▸ **GIVEN PASSAGE**

Figure 5 depicts the top-level overview of STRIVE. We enhance the LPC TPU with a Fault Control Unit (FCU) and each MAC unit with Fault Hop (FHop). Initially, the FCU generates the activation and weight matrices, and the output map. Later, the FCU compares the TPU-generated output matrix and the output map to deduce the location of PV-affected MACs (Section III-E1). The faulty MAC locality is later exploited by the FCU, to tackle the LP-faults, using FHop (Section III-E2).

Additionally, we discuss an alternate technique Fault Hop Time-Borrow (FHop-TB), to mitigate the effects of an LP-fault, by enhancing the design of FHop (Section III-F).



Fig. 6: Working of a PV-free and PV-affected MAC.



Fig. 7: Development of input matrices and output map—correct outputs—by FCU.

#### C. Illustrative example for an LP-fault

Figures 6(a) and 6(b) describe the operations of a fault-free and faulty MAC, respectively. For a fault-free MAC (Figure 6(a)), the multiplier concludes its computation within the clock period and delivers an error-free output, thereby leading to a correct output from the MAC unit (i.e., 30). However, the significant delay stemming from the PV-affected multiplier in a faulty MAC (Figure 6(b)), instigates an LP-fault. Hence, an incorrect value will be processed at the multiplier output (i.e., 15 in Figure 6(b)) and an erroneous value (i.e., 45) will be delivered to the next logic stage. So, a faulty MAC unit needs to be protected from a zero activation input, which is discussed next.

#### D. Fault Hop (FHop)

In this section, we introduce FHop. As a zero activation input produces a zero computation, we intend to entirely skip the MAC operation for a MAC unit. We augment the MAC unit with a NOR gate, an OR gate and a multiplexer (MUX), as demonstrated in Figure 5. The MUX output is controlled either by the NOR gate (viz., the zero activation input) or the *Fault EN* signal from FCU (discussed in Section III-E). Thus, for a zero activation input or when a *Fault EN* signal is set, the erroneous MAC operation is bypassed and the accumulator input is directly presented to the MAC output through the MUX. Hence, *FHop prevents a possible Fault Prone zero computation and aids in the identification of faulty MACs* (discussed in Section III-E1b).

#### E. Fault Control Unit (FCU)

FCU houses the Fault Detection Registers (FDRs) along with the fault detection vectors. We dedicate one FDR to each column of the systolic array (Figure 5). Each bit of the FDR is labeled as a *Fault EN* signal and maps to a corresponding MAC unit in that column. The FCU operates in two modes: (a) *Fault Detection Mode*, to determine the faulty MACs, and (b) *Fault Resilient Mode*, which is the nominal operating mode of the TPU.

In *Fault Detection Mode*, all the bits of the FDR are reset to zero, to skip a MAC operation only for a zero activation input. The FCU later sets the FDR bits for all the faulty MACs. Hence, during the *Fault Resilient Mode*, the errant MAC operations are also skipped.

Next, we discuss the two operating modes of the FCU.

1) *Fault Detection Mode*: We will demonstrate the detection technique for a  $3 \times 3$  systolic array for illustration purposes, as the same technique will be scaled up to any dimension of the systolic array.

▸ **JOB A**
Decide whether each statement agrees with the STRIVE passage. Answer yes or no for each one, and quote the words from the passage that settle it: (i) One FDR is dedicated to each row of the systolic array. (ii) The MAC unit is augmented with a NOR gate, an OR gate and a multiplexer. (iii) In Fault Detection Mode, all the bits of the FDR are set to one.
▸ **JOB B**
Carry on the STRIVE passage from its last sentence.
The lines that come next are separate material and have no connection to the STRIVE passage.

▸ **DATA SECTION**
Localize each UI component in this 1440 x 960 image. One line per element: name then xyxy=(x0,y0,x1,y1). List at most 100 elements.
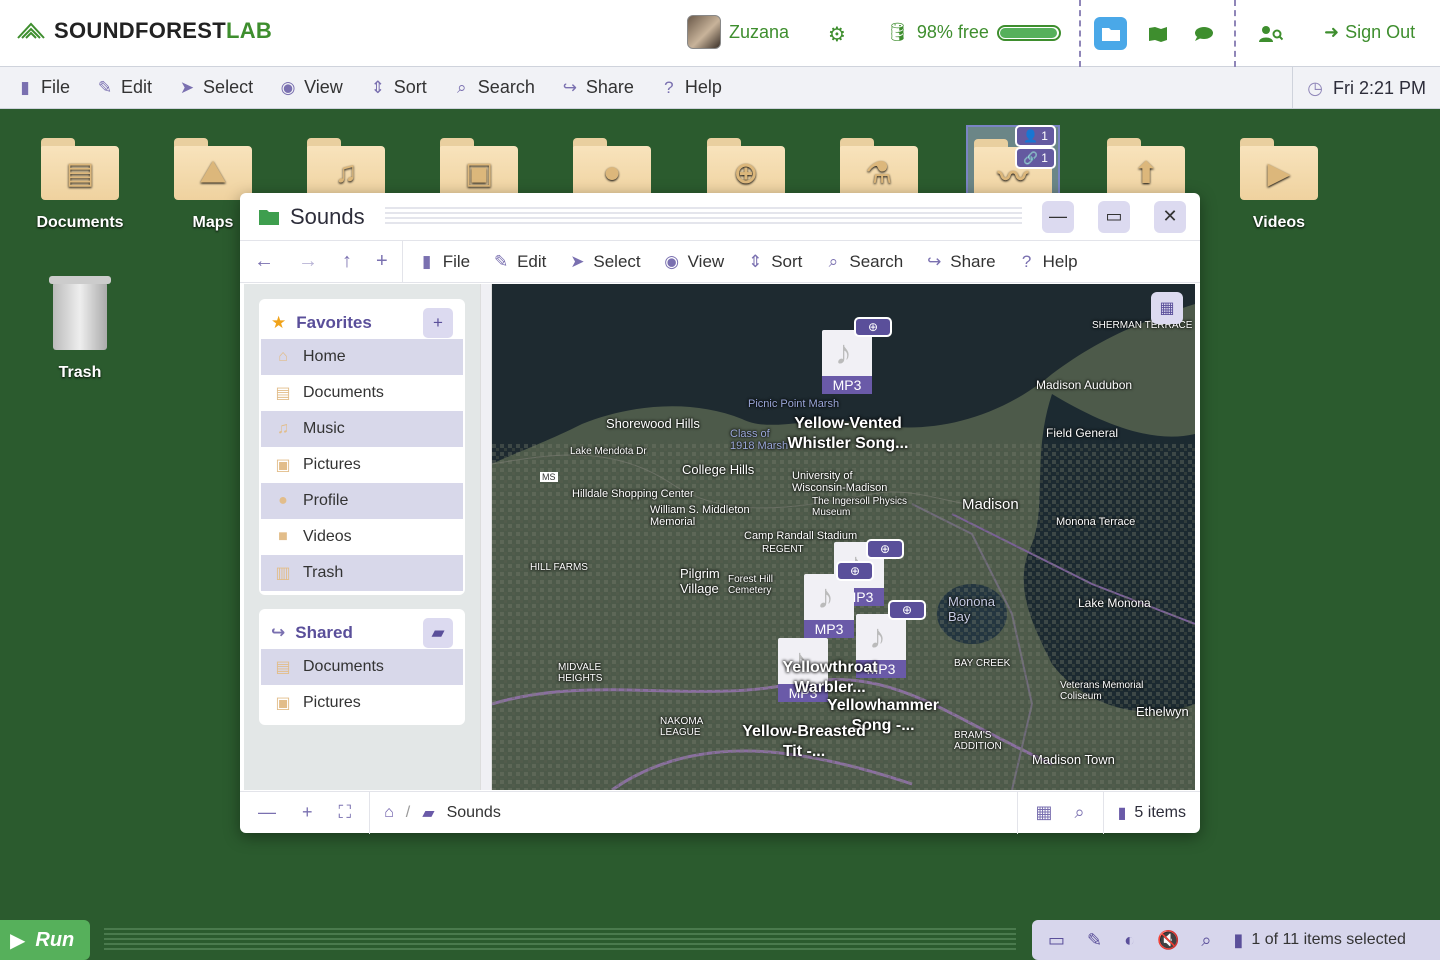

▸ **EXERCISE OUTPUT A**
(i) No: "We dedicate one FDR to each column of the systolic array"
(ii) Yes: "We augment the MAC unit with a NOR gate, an OR gate and a multiplexer (MUX)"
(iii) No: "all the bits of the FDR are reset to zero"

▸ **EXERCISE OUTPUT B**
**Fig. 8:** Green MACs are yet to receive the activation, yellow MACs are in operation and faulty MACs are highlighted with a dark red outline. Red MACs denote the occurrence of a timing error. Grey MACs have completed their execution. Only the final operation from each MAC is shown on the yellow MACs for space constraints. “ $0[a_n.w_n]$ ” operation on a yellow MAC indicates that the activation input is “0” and accumulator input “ $a_n.w_n$ ” will be forwarded to the next stage.



**Fig. 9:** Comparing the entries of the Output Matrix and the Output Map yields the locality of the Faulty MACs.

#### a) Matrix and map—correct outputs—generation

Figure 7 depicts the low-overhead matrix/map generation methodology. The FCU generates the activation matrix by allocating the individual activation vectors along the diagonal and zero value for the non-diagonal entries, thereby creating a diagonal matrix. For the weight and output matrix, all the elements in a row are assigned the same weight and output vector. However, each row is allocated a different vector.

#### b) Faulty MAC detection

**Systolic Array Operation with Faulty MACs :** Figure 8 demonstrates the cycle-wise accurate matrix multiplication between the activation and weight matrices for the fault detection. The systolic array is pre-loaded with the weight matrix, while the activation matrix is transposed and streamed to the individual rows (i.e., from left to right). Activation table and the Output Matrix table shown below the systolic array in Figure 8, coherently maps the activation input being streamed to the corresponding MAC units and the output accumulated from the last row of the systolic array in the respective clock cycles.

- In Cycle 1, activation  $a_1$  is multiplied with weight  $w_1$  in the only active MAC unit.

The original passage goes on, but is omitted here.